*** Data lines ***
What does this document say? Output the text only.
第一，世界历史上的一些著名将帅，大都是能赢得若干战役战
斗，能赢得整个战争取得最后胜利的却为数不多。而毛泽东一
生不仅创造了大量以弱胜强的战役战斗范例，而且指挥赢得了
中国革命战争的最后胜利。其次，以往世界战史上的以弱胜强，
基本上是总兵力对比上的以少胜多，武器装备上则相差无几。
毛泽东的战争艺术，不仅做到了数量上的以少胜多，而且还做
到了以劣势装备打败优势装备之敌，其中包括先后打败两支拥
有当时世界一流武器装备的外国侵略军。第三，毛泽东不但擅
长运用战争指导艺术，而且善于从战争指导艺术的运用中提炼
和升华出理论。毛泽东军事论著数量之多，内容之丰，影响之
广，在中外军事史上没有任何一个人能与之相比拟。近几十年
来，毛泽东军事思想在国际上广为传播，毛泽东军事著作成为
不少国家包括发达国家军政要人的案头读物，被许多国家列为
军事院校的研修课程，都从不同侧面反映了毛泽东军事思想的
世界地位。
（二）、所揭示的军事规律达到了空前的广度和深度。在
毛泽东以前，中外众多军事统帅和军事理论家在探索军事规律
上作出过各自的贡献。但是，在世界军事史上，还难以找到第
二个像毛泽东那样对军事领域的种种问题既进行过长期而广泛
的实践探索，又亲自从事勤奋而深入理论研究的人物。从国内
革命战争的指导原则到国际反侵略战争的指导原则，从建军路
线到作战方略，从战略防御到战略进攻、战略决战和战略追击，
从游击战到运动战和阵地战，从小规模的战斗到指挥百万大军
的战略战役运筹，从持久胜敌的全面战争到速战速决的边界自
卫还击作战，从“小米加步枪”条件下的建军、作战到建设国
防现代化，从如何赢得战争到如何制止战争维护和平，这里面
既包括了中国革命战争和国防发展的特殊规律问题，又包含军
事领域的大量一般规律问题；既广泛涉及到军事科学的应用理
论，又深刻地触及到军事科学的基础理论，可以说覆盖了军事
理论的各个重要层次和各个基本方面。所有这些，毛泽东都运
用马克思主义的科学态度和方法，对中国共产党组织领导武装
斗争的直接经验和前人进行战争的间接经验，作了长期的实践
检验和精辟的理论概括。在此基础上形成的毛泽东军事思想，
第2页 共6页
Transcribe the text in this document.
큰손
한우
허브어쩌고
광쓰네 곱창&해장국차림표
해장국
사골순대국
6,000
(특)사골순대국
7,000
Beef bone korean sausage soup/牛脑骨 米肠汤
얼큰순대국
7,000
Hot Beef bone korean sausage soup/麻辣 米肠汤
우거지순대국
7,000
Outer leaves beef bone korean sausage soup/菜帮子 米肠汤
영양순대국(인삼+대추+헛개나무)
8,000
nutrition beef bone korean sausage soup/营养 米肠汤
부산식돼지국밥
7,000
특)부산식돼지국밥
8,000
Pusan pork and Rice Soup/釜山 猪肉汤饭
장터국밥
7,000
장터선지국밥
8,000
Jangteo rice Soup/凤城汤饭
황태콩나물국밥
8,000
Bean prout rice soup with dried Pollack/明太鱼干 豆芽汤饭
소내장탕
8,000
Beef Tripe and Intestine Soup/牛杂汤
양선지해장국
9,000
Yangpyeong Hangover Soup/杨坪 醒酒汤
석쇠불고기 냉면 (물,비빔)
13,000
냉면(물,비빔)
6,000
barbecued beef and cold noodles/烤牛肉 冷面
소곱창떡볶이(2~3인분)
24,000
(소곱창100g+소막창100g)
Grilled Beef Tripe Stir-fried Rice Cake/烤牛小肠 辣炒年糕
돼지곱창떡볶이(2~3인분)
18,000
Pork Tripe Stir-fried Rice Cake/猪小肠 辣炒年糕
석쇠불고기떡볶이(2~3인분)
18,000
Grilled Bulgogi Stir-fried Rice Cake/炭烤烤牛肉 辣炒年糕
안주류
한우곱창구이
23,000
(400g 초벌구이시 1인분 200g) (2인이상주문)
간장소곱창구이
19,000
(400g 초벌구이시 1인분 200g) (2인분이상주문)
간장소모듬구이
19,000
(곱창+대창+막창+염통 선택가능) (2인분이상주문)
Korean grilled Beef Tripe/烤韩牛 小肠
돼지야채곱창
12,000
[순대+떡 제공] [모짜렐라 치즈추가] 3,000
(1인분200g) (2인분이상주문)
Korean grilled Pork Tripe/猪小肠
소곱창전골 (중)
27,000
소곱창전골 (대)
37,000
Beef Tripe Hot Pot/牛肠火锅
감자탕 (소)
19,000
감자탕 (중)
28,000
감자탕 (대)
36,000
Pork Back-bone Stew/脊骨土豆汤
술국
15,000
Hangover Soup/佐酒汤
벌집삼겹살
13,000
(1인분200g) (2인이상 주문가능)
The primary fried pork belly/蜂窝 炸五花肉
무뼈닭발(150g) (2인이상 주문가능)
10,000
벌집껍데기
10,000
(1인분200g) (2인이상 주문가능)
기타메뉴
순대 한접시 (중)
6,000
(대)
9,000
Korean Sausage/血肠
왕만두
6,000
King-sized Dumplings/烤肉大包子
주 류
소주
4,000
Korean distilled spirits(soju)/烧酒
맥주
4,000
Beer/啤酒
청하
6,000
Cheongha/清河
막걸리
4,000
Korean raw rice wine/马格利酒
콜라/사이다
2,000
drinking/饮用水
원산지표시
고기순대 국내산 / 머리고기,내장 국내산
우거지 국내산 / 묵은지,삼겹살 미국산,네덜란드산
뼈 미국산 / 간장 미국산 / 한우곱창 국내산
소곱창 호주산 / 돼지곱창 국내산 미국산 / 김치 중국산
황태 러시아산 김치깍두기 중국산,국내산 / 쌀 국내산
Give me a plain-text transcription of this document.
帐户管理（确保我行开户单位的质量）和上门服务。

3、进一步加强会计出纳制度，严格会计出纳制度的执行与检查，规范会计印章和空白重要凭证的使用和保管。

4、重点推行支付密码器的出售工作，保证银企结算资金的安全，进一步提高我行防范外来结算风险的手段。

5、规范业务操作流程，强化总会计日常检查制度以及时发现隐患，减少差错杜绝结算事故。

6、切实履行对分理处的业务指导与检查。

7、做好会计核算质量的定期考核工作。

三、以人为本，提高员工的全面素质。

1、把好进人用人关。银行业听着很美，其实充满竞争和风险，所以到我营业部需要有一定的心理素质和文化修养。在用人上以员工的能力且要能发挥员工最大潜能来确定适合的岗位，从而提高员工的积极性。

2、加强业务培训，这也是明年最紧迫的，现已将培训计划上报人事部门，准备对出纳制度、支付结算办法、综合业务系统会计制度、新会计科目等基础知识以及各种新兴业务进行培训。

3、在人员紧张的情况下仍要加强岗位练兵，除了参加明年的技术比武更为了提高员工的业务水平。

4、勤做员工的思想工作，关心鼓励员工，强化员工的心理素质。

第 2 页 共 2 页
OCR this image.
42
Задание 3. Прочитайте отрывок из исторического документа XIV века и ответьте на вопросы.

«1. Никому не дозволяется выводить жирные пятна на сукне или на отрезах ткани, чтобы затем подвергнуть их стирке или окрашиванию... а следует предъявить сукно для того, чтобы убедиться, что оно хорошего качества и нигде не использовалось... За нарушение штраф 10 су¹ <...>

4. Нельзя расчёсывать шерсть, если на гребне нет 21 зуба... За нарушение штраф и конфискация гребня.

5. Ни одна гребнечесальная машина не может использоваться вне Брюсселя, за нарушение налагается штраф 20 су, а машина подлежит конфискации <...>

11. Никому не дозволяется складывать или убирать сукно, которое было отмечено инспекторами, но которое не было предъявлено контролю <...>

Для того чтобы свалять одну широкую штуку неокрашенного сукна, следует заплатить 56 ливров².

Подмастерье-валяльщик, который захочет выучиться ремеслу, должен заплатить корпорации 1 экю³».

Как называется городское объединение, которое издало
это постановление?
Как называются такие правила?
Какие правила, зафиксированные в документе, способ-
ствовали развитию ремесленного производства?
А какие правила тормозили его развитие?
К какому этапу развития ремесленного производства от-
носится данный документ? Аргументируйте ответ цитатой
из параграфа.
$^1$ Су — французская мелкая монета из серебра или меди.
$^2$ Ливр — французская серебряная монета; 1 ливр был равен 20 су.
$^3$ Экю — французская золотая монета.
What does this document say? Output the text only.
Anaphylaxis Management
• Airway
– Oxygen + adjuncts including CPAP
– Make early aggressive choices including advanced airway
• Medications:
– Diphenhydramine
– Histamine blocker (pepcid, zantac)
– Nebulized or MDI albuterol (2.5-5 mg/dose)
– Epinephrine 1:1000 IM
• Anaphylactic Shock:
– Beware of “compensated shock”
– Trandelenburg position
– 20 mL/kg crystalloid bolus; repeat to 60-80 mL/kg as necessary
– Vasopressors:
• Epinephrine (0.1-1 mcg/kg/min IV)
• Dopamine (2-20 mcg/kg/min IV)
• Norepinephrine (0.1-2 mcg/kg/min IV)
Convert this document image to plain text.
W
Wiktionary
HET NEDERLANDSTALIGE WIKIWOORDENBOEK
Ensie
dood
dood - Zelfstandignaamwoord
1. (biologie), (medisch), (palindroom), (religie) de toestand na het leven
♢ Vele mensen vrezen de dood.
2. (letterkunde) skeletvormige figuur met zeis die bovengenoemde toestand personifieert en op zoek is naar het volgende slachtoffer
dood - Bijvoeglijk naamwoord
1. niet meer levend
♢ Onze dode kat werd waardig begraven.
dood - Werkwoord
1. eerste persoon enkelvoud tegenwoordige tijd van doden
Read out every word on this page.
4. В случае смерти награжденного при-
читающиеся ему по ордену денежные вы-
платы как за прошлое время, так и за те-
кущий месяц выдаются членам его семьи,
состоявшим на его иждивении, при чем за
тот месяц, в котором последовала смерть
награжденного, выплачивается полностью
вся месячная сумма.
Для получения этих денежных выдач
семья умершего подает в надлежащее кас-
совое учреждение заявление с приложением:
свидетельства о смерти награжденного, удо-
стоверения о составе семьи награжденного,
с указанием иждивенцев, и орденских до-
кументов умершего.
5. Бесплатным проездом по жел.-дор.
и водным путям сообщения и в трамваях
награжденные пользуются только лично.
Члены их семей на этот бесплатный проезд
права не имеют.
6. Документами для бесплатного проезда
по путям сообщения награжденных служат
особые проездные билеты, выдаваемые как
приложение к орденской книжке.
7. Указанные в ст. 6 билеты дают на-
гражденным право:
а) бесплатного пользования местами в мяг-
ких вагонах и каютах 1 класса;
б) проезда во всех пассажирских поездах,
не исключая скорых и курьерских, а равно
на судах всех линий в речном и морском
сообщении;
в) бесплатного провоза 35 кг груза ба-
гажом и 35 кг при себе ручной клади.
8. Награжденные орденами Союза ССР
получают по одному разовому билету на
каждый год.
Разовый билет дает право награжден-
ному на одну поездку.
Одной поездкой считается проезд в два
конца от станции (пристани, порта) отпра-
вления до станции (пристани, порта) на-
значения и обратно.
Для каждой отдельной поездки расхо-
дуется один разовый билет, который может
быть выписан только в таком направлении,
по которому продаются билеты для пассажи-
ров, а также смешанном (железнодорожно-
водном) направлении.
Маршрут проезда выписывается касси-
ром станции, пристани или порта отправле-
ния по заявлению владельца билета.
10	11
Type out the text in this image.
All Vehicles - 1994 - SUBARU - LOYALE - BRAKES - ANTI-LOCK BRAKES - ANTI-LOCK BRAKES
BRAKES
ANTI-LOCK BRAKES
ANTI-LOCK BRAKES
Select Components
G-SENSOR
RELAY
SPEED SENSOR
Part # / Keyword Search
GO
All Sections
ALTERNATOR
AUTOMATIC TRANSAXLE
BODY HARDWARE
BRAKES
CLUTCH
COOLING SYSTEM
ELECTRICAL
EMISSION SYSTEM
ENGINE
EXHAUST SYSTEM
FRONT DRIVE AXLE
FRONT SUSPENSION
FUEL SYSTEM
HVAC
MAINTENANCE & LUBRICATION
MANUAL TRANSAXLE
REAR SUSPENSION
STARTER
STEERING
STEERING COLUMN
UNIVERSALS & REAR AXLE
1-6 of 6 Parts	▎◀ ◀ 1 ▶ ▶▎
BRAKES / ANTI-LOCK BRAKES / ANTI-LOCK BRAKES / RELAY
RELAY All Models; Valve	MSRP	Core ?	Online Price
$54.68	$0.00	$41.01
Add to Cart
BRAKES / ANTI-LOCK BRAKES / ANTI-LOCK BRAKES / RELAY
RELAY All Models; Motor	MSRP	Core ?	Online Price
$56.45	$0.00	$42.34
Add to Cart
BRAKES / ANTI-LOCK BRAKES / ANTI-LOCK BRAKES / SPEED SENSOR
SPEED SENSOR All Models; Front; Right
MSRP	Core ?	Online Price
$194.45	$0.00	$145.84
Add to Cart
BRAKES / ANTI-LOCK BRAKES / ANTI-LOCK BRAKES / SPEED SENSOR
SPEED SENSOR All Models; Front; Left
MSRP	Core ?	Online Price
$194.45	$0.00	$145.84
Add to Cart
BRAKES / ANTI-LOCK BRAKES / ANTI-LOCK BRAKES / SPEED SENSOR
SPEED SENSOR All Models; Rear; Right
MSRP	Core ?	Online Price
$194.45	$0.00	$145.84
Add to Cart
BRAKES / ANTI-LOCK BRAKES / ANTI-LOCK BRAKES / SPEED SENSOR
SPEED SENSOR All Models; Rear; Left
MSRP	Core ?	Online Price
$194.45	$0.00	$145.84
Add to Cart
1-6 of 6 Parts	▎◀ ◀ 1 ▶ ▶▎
***
Work to be completed.
Work through the records above line by line and count those that hold the string "награжденного". Give only the result.

Answer to the problem.
4